# WHAT YOU WILL DO
Each line of the listing must be transcribed exactly, except for the images, which should be excluded.

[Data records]
---
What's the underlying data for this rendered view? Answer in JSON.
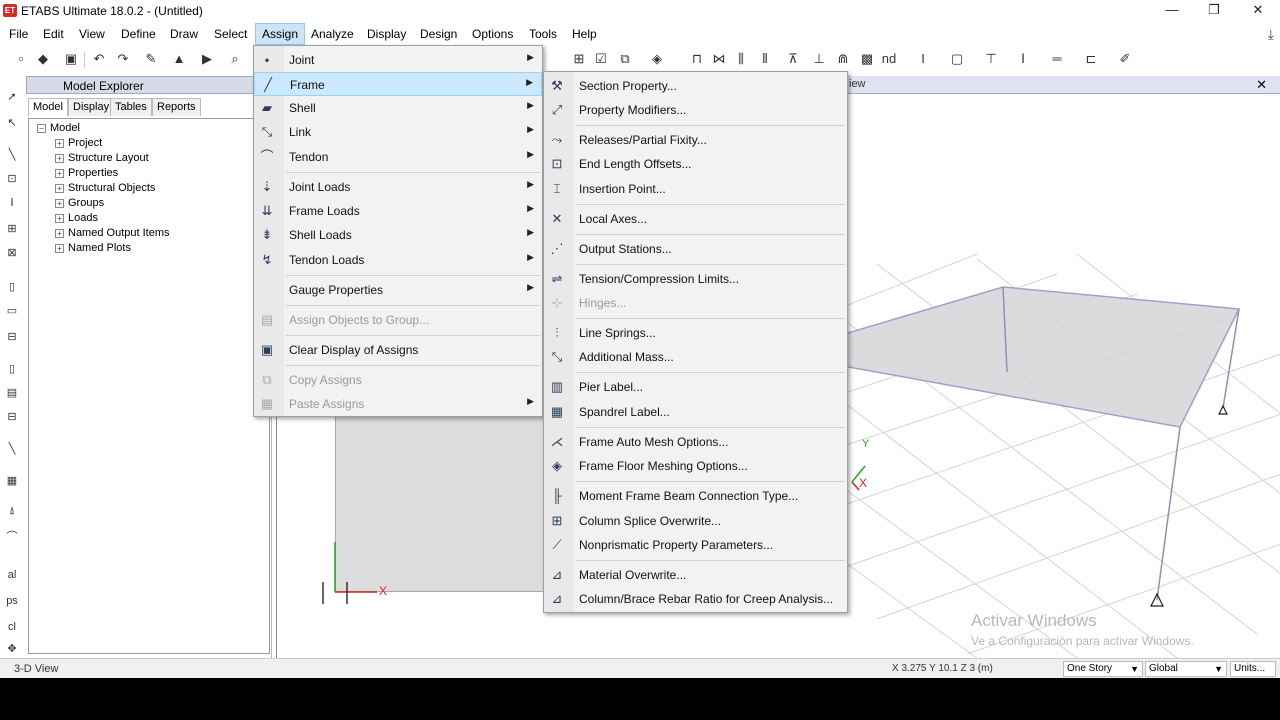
{
  "window": {
    "app_icon": "ET",
    "title": "ETABS Ultimate 18.0.2 - (Untitled)",
    "minimize": "—",
    "restore": "❐",
    "close": "✕"
  },
  "menubar": {
    "items": [
      "File",
      "Edit",
      "View",
      "Define",
      "Draw",
      "Select",
      "Assign",
      "Analyze",
      "Display",
      "Design",
      "Options",
      "Tools",
      "Help"
    ],
    "active": "Assign"
  },
  "explorer": {
    "title": "Model Explorer",
    "tabs": [
      "Model",
      "Display",
      "Tables",
      "Reports"
    ],
    "root": "Model",
    "items": [
      "Project",
      "Structure Layout",
      "Properties",
      "Structural Objects",
      "Groups",
      "Loads",
      "Named Output Items",
      "Named Plots"
    ]
  },
  "view": {
    "tab_label": "iew",
    "axis_x": "X",
    "axis_y": "Y"
  },
  "assign_menu": {
    "items": [
      {
        "label": "Joint",
        "icon": "joint-icon",
        "glyph": "⬩",
        "submenu": true
      },
      {
        "label": "Frame",
        "icon": "frame-icon",
        "glyph": "╱",
        "submenu": true
      },
      {
        "label": "Shell",
        "icon": "shell-icon",
        "glyph": "▰",
        "submenu": true
      },
      {
        "label": "Link",
        "icon": "link-icon",
        "glyph": "⤡",
        "submenu": true
      },
      {
        "label": "Tendon",
        "icon": "tendon-icon",
        "glyph": "⌒",
        "submenu": true
      },
      {
        "label": "Joint Loads",
        "icon": "joint-loads-icon",
        "glyph": "⇣",
        "submenu": true
      },
      {
        "label": "Frame Loads",
        "icon": "frame-loads-icon",
        "glyph": "⇊",
        "submenu": true
      },
      {
        "label": "Shell Loads",
        "icon": "shell-loads-icon",
        "glyph": "⇟",
        "submenu": true
      },
      {
        "label": "Tendon Loads",
        "icon": "tendon-loads-icon",
        "glyph": "↯",
        "submenu": true
      },
      {
        "label": "Gauge Properties",
        "icon": "gauge-icon",
        "glyph": "",
        "submenu": true
      },
      {
        "label": "Assign Objects to Group...",
        "icon": "group-icon",
        "glyph": "▤",
        "submenu": false,
        "disabled": true
      },
      {
        "label": "Clear Display of Assigns",
        "icon": "clear-display-icon",
        "glyph": "▣",
        "submenu": false
      },
      {
        "label": "Copy Assigns",
        "icon": "copy-icon",
        "glyph": "⧉",
        "submenu": false,
        "disabled": true
      },
      {
        "label": "Paste Assigns",
        "icon": "paste-icon",
        "glyph": "▦",
        "submenu": true,
        "disabled": true
      }
    ]
  },
  "frame_menu": {
    "items": [
      {
        "label": "Section Property...",
        "icon": "section-property-icon",
        "glyph": "⚒"
      },
      {
        "label": "Property Modifiers...",
        "icon": "property-modifiers-icon",
        "glyph": "⤢"
      },
      {
        "label": "Releases/Partial Fixity...",
        "icon": "releases-icon",
        "glyph": "⤳"
      },
      {
        "label": "End Length Offsets...",
        "icon": "end-offsets-icon",
        "glyph": "⊡"
      },
      {
        "label": "Insertion Point...",
        "icon": "insertion-point-icon",
        "glyph": "⌶"
      },
      {
        "label": "Local Axes...",
        "icon": "local-axes-icon",
        "glyph": "✕"
      },
      {
        "label": "Output Stations...",
        "icon": "output-stations-icon",
        "glyph": "⋰"
      },
      {
        "label": "Tension/Compression Limits...",
        "icon": "tc-limits-icon",
        "glyph": "⇌"
      },
      {
        "label": "Hinges...",
        "icon": "hinges-icon",
        "glyph": "⊹",
        "disabled": true
      },
      {
        "label": "Line Springs...",
        "icon": "line-springs-icon",
        "glyph": "⫶"
      },
      {
        "label": "Additional Mass...",
        "icon": "additional-mass-icon",
        "glyph": "⤡"
      },
      {
        "label": "Pier Label...",
        "icon": "pier-label-icon",
        "glyph": "▥"
      },
      {
        "label": "Spandrel Label...",
        "icon": "spandrel-label-icon",
        "glyph": "▦"
      },
      {
        "label": "Frame Auto Mesh Options...",
        "icon": "auto-mesh-icon",
        "glyph": "⋌"
      },
      {
        "label": "Frame Floor Meshing Options...",
        "icon": "floor-meshing-icon",
        "glyph": "◈"
      },
      {
        "label": "Moment Frame Beam Connection Type...",
        "icon": "beam-connection-icon",
        "glyph": "╟"
      },
      {
        "label": "Column Splice Overwrite...",
        "icon": "column-splice-icon",
        "glyph": "⊞"
      },
      {
        "label": "Nonprismatic Property Parameters...",
        "icon": "nonprismatic-icon",
        "glyph": "⟋"
      },
      {
        "label": "Material Overwrite...",
        "icon": "material-overwrite-icon",
        "glyph": "⊿"
      },
      {
        "label": "Column/Brace Rebar Ratio for Creep Analysis...",
        "icon": "rebar-ratio-icon",
        "glyph": "⊿"
      }
    ]
  },
  "statusbar": {
    "left": "3-D View",
    "coords": "X 3.275  Y 10.1  Z 3 (m)",
    "story": "One Story",
    "system": "Global",
    "units": "Units..."
  },
  "watermark": {
    "line1": "Activar Windows",
    "line2": "Ve a Configuración para activar Windows."
  }
}
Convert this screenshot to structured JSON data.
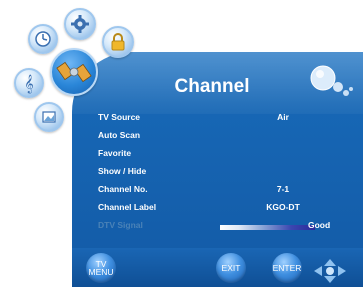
{
  "header": {
    "title": "Channel"
  },
  "menu": {
    "items": [
      {
        "label": "TV Source",
        "value": "Air"
      },
      {
        "label": "Auto Scan",
        "value": ""
      },
      {
        "label": "Favorite",
        "value": ""
      },
      {
        "label": "Show / Hide",
        "value": ""
      },
      {
        "label": "Channel No.",
        "value": "7-1"
      },
      {
        "label": "Channel Label",
        "value": "KGO-DT"
      },
      {
        "label": "DTV Signal",
        "value": "Good",
        "signal_level": 0.82,
        "disabled": true
      }
    ]
  },
  "footer": {
    "menu_button": {
      "line1": "TV",
      "line2": "MENU"
    },
    "exit_button": "EXIT",
    "enter_button": "ENTER",
    "nav_icon": "dpad-icon"
  },
  "side_icons": [
    "gear-icon",
    "clock-icon",
    "lock-icon",
    "satellite-icon",
    "music-note-icon",
    "picture-icon"
  ],
  "colors": {
    "panel": "#1767b5",
    "text": "#ffffff",
    "disabled": "#4a82b7"
  }
}
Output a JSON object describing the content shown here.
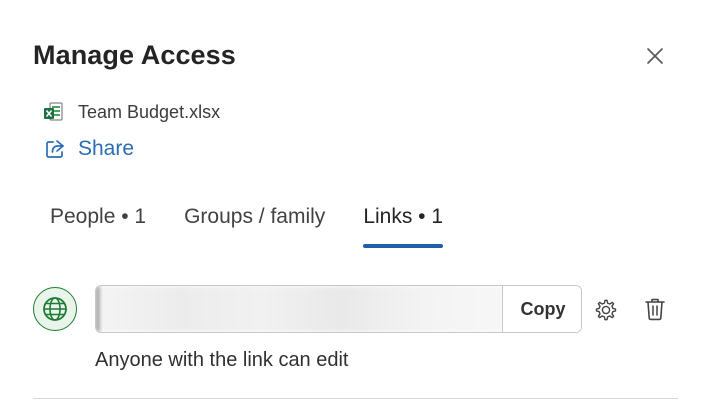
---
# FINISHED EXERCISE
What's the underlying data for this rendered view? Answer in JSON.
{
  "window": {
    "app_icon": "ET",
    "title": "ETABS Ultimate 18.0.2 - (Untitled)",
    "minimize": "—",
    "restore": "❐",
    "close": "✕"
  },
  "menubar": {
    "items": [
      "File",
      "Edit",
      "View",
      "Define",
      "Draw",
      "Select",
      "Assign",
      "Analyze",
      "Display",
      "Design",
      "Options",
      "Tools",
      "Help"
    ],
    "active": "Assign"
  },
  "explorer": {
    "title": "Model Explorer",
    "tabs": [
      "Model",
      "Display",
      "Tables",
      "Reports"
    ],
    "root": "Model",
    "items": [
      "Project",
      "Structure Layout",
      "Properties",
      "Structural Objects",
      "Groups",
      "Loads",
      "Named Output Items",
      "Named Plots"
    ]
  },
  "view": {
    "tab_label": "iew",
    "axis_x": "X",
    "axis_y": "Y"
  },
  "assign_menu": {
    "items": [
      {
        "label": "Joint",
        "icon": "joint-icon",
        "glyph": "⬩",
        "submenu": true
      },
      {
        "label": "Frame",
        "icon": "frame-icon",
        "glyph": "╱",
        "submenu": true
      },
      {
        "label": "Shell",
        "icon": "shell-icon",
        "glyph": "▰",
        "submenu": true
      },
      {
        "label": "Link",
        "icon": "link-icon",
        "glyph": "⤡",
        "submenu": true
      },
      {
        "label": "Tendon",
        "icon": "tendon-icon",
        "glyph": "⌒",
        "submenu": true
      },
      {
        "label": "Joint Loads",
        "icon": "joint-loads-icon",
        "glyph": "⇣",
        "submenu": true
      },
      {
        "label": "Frame Loads",
        "icon": "frame-loads-icon",
        "glyph": "⇊",
        "submenu": true
      },
      {
        "label": "Shell Loads",
        "icon": "shell-loads-icon",
        "glyph": "⇟",
        "submenu": true
      },
      {
        "label": "Tendon Loads",
        "icon": "tendon-loads-icon",
        "glyph": "↯",
        "submenu": true
      },
      {
        "label": "Gauge Properties",
        "icon": "gauge-icon",
        "glyph": "",
        "submenu": true
      },
      {
        "label": "Assign Objects to Group...",
        "icon": "group-icon",
        "glyph": "▤",
        "submenu": false,
        "disabled": true
      },
      {
        "label": "Clear Display of Assigns",
        "icon": "clear-display-icon",
        "glyph": "▣",
        "submenu": false
      },
      {
        "label": "Copy Assigns",
        "icon": "copy-icon",
        "glyph": "⧉",
        "submenu": false,
        "disabled": true
      },
      {
        "label": "Paste Assigns",
        "icon": "paste-icon",
        "glyph": "▦",
        "submenu": true,
        "disabled": true
      }
    ]
  },
  "frame_menu": {
    "items": [
      {
        "label": "Section Property...",
        "icon": "section-property-icon",
        "glyph": "⚒"
      },
      {
        "label": "Property Modifiers...",
        "icon": "property-modifiers-icon",
        "glyph": "⤢"
      },
      {
        "label": "Releases/Partial Fixity...",
        "icon": "releases-icon",
        "glyph": "⤳"
      },
      {
        "label": "End Length Offsets...",
        "icon": "end-offsets-icon",
        "glyph": "⊡"
      },
      {
        "label": "Insertion Point...",
        "icon": "insertion-point-icon",
        "glyph": "⌶"
      },
      {
        "label": "Local Axes...",
        "icon": "local-axes-icon",
        "glyph": "✕"
      },
      {
        "label": "Output Stations...",
        "icon": "output-stations-icon",
        "glyph": "⋰"
      },
      {
        "label": "Tension/Compression Limits...",
        "icon": "tc-limits-icon",
        "glyph": "⇌"
      },
      {
        "label": "Hinges...",
        "icon": "hinges-icon",
        "glyph": "⊹",
        "disabled": true
      },
      {
        "label": "Line Springs...",
        "icon": "line-springs-icon",
        "glyph": "⫶"
      },
      {
        "label": "Additional Mass...",
        "icon": "additional-mass-icon",
        "glyph": "⤡"
      },
      {
        "label": "Pier Label...",
        "icon": "pier-label-icon",
        "glyph": "▥"
      },
      {
        "label": "Spandrel Label...",
        "icon": "spandrel-label-icon",
        "glyph": "▦"
      },
      {
        "label": "Frame Auto Mesh Options...",
        "icon": "auto-mesh-icon",
        "glyph": "⋌"
      },
      {
        "label": "Frame Floor Meshing Options...",
        "icon": "floor-meshing-icon",
        "glyph": "◈"
      },
      {
        "label": "Moment Frame Beam Connection Type...",
        "icon": "beam-connection-icon",
        "glyph": "╟"
      },
      {
        "label": "Column Splice Overwrite...",
        "icon": "column-splice-icon",
        "glyph": "⊞"
      },
      {
        "label": "Nonprismatic Property Parameters...",
        "icon": "nonprismatic-icon",
        "glyph": "⟋"
      },
      {
        "label": "Material Overwrite...",
        "icon": "material-overwrite-icon",
        "glyph": "⊿"
      },
      {
        "label": "Column/Brace Rebar Ratio for Creep Analysis...",
        "icon": "rebar-ratio-icon",
        "glyph": "⊿"
      }
    ]
  },
  "statusbar": {
    "left": "3-D View",
    "coords": "X 3.275  Y 10.1  Z 3 (m)",
    "story": "One Story",
    "system": "Global",
    "units": "Units..."
  },
  "watermark": {
    "line1": "Activar Windows",
    "line2": "Ve a Configuración para activar Windows."
  }
}
Convert this screenshot to structured JSON data.
{
  "header": {
    "title": "Channel"
  },
  "menu": {
    "items": [
      {
        "label": "TV Source",
        "value": "Air"
      },
      {
        "label": "Auto Scan",
        "value": ""
      },
      {
        "label": "Favorite",
        "value": ""
      },
      {
        "label": "Show / Hide",
        "value": ""
      },
      {
        "label": "Channel No.",
        "value": "7-1"
      },
      {
        "label": "Channel Label",
        "value": "KGO-DT"
      },
      {
        "label": "DTV Signal",
        "value": "Good",
        "signal_level": 0.82,
        "disabled": true
      }
    ]
  },
  "footer": {
    "menu_button": {
      "line1": "TV",
      "line2": "MENU"
    },
    "exit_button": "EXIT",
    "enter_button": "ENTER",
    "nav_icon": "dpad-icon"
  },
  "side_icons": [
    "gear-icon",
    "clock-icon",
    "lock-icon",
    "satellite-icon",
    "music-note-icon",
    "picture-icon"
  ],
  "colors": {
    "panel": "#1767b5",
    "text": "#ffffff",
    "disabled": "#4a82b7"
  }
}
Output a JSON object describing the content shown here.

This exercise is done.